- [Goal]:
Gather up the lines with the word "비밀번호" in them.

- [Records provided]:
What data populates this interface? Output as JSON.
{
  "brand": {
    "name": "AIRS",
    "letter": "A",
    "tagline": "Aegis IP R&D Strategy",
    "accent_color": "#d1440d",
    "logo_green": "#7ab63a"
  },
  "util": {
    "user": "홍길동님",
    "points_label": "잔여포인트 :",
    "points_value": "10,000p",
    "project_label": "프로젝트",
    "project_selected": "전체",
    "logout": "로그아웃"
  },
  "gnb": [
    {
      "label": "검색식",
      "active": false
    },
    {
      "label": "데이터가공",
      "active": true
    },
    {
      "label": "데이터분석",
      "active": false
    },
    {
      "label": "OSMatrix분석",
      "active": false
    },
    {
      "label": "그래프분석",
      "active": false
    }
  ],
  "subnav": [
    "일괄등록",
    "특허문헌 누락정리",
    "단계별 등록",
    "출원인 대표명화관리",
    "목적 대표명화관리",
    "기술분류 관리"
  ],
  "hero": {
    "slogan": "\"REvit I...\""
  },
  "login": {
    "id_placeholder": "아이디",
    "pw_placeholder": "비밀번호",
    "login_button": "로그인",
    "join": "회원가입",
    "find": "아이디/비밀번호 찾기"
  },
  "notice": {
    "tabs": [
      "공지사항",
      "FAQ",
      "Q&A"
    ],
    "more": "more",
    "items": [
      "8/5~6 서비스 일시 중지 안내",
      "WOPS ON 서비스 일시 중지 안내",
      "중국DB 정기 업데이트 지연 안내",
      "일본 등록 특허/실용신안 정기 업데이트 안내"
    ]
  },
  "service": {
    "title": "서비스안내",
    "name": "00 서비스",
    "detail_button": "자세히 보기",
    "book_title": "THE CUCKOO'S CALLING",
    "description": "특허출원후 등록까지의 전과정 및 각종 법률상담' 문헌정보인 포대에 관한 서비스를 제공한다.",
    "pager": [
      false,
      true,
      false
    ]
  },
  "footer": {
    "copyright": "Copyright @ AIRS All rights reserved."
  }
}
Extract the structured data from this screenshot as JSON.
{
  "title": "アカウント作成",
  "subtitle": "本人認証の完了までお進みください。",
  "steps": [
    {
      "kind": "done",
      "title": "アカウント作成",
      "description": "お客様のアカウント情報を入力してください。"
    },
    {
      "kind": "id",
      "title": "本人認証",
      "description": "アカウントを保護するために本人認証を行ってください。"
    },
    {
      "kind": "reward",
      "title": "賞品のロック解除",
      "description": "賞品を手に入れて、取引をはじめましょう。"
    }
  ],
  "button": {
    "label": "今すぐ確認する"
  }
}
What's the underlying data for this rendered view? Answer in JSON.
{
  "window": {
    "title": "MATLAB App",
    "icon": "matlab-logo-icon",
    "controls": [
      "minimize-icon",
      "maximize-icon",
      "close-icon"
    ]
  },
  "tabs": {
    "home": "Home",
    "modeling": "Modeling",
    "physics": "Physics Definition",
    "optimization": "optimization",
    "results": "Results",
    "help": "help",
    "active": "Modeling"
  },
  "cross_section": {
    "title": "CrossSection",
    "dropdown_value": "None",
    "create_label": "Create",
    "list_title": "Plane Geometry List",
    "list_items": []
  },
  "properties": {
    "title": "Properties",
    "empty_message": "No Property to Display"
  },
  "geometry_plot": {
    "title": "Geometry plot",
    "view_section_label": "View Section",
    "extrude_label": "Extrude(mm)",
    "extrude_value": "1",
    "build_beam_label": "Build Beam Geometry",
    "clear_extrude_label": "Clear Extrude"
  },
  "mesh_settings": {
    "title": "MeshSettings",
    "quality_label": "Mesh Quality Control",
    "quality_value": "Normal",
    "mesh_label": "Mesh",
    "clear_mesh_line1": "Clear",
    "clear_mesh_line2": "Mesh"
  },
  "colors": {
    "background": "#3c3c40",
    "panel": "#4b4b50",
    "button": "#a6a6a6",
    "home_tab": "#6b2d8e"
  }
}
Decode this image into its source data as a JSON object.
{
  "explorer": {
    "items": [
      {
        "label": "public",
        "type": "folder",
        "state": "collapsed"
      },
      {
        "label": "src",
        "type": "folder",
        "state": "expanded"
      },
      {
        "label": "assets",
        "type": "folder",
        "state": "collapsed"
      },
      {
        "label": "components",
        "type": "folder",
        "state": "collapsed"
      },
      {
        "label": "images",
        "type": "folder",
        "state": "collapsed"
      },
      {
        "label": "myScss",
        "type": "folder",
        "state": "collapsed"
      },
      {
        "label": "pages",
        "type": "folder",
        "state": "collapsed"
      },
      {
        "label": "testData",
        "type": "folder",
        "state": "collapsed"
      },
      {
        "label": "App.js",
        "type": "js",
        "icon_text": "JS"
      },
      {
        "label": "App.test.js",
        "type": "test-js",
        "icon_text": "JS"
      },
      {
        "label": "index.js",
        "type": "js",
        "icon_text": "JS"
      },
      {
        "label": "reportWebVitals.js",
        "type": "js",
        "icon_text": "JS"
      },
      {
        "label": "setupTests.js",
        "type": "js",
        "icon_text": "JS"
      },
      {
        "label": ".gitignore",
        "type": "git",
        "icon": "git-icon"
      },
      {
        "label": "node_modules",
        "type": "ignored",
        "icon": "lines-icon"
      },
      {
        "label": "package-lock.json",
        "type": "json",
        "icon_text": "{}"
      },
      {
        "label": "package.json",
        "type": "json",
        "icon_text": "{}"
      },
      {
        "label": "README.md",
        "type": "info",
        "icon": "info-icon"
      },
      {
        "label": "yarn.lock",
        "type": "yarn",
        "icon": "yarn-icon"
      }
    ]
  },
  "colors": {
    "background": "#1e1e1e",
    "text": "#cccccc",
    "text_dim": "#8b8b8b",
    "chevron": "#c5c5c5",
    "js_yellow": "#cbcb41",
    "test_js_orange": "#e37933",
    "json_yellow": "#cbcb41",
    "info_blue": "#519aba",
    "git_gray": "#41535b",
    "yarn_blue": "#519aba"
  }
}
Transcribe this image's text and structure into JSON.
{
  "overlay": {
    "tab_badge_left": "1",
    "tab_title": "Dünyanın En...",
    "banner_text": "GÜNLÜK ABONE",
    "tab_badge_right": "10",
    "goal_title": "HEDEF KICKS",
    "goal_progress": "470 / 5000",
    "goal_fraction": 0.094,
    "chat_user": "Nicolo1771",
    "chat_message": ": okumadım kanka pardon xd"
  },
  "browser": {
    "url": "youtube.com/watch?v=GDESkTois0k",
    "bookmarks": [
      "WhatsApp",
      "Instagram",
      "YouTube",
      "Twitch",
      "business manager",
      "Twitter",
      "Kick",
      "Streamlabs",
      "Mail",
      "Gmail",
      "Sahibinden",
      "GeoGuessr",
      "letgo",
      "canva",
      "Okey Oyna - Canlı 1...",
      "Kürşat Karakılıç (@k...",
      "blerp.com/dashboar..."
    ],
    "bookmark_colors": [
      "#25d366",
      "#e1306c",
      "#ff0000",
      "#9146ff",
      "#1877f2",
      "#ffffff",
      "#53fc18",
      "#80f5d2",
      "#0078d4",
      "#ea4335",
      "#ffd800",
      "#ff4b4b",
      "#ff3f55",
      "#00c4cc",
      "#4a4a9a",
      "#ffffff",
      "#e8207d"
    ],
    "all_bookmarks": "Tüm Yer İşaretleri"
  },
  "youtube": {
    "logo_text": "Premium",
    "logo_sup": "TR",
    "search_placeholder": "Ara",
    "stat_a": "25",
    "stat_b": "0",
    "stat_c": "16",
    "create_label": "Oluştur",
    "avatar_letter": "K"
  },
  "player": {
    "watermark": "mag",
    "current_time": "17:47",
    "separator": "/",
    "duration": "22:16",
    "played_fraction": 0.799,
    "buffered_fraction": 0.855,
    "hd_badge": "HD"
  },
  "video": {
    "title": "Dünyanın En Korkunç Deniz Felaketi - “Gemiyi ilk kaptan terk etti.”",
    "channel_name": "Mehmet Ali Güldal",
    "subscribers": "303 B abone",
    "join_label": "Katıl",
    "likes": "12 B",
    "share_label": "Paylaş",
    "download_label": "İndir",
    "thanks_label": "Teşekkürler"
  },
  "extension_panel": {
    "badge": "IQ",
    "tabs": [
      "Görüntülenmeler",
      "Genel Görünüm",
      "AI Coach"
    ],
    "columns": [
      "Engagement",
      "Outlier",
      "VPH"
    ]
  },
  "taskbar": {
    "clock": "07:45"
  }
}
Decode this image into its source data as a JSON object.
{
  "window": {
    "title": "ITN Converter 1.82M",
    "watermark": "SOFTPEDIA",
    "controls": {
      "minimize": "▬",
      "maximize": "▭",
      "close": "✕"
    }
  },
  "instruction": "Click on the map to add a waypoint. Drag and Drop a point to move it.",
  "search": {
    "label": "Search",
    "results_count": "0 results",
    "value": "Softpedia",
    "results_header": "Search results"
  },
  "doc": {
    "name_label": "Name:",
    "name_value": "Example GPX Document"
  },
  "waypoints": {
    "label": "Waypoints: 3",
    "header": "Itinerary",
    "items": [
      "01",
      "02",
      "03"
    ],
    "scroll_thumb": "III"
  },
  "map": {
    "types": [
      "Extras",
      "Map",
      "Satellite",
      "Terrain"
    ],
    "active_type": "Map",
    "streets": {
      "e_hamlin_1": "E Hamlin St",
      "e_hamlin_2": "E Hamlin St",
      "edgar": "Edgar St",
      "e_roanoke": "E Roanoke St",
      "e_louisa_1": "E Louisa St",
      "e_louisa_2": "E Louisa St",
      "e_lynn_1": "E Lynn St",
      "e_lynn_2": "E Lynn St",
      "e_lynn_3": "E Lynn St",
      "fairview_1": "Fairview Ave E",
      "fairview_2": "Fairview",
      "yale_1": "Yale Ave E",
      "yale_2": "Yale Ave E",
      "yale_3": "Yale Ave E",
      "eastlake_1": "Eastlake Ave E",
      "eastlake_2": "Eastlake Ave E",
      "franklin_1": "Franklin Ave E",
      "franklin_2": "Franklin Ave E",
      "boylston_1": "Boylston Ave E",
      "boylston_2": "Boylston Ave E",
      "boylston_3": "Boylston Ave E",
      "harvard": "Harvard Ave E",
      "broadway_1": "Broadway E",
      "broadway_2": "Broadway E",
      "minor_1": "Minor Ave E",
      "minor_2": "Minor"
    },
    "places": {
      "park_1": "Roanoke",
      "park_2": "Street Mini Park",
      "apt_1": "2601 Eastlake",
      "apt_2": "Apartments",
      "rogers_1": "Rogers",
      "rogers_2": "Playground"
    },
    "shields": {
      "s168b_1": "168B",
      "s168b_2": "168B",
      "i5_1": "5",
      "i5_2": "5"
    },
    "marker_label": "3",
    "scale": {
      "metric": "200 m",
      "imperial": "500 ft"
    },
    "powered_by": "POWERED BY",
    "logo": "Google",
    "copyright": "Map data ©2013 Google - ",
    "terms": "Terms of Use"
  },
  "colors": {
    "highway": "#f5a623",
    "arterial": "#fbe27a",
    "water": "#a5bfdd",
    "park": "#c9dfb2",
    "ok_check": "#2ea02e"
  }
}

- [In response]:
    "pw_placeholder": "비밀번호",
    "find": "아이디/비밀번호 찾기"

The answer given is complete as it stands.